* _RECORDS SUPPLIED_
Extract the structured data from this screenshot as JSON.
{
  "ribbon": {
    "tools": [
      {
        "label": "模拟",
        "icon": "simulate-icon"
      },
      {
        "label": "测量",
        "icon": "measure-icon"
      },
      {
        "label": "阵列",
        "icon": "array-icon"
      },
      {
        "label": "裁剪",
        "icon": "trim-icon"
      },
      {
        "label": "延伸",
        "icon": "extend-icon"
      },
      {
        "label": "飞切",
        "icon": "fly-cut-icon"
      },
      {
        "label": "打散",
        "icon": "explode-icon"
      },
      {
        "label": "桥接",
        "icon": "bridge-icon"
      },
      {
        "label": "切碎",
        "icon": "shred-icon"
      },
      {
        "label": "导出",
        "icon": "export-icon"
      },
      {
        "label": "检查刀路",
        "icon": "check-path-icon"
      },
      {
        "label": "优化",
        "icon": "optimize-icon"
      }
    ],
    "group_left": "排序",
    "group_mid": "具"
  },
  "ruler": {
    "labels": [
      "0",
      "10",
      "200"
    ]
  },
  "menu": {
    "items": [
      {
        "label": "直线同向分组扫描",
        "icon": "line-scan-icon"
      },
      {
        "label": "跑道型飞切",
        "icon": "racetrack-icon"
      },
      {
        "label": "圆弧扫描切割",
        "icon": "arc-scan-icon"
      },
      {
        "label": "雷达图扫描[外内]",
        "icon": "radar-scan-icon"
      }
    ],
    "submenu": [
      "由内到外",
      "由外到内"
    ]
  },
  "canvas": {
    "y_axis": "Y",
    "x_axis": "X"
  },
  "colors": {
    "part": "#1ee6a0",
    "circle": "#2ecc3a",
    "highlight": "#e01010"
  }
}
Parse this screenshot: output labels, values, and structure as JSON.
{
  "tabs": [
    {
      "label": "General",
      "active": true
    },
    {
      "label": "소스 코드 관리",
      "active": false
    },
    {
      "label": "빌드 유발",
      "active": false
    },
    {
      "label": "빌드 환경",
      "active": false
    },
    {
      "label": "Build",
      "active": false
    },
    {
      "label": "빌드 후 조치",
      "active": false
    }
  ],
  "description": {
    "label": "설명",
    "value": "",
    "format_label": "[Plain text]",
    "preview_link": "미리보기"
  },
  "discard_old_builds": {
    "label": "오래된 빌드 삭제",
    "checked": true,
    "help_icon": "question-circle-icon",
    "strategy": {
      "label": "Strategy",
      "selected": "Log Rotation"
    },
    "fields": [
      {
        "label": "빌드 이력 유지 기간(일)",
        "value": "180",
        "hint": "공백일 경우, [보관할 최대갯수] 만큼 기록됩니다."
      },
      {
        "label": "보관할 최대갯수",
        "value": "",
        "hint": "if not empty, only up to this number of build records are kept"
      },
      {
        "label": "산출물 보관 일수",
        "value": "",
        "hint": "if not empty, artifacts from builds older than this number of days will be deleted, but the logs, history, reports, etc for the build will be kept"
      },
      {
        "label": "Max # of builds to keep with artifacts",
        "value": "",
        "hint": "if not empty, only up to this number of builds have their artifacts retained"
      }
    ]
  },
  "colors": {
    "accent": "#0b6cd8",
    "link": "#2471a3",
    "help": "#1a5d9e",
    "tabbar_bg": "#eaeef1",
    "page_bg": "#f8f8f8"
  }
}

* _TASK PROMPT_
Extract all lines containing the word "labels".

* _RESULT FOR THIS EXERCISE_
    "labels": [
Parse this screenshot: output labels, values, and structure as JSON.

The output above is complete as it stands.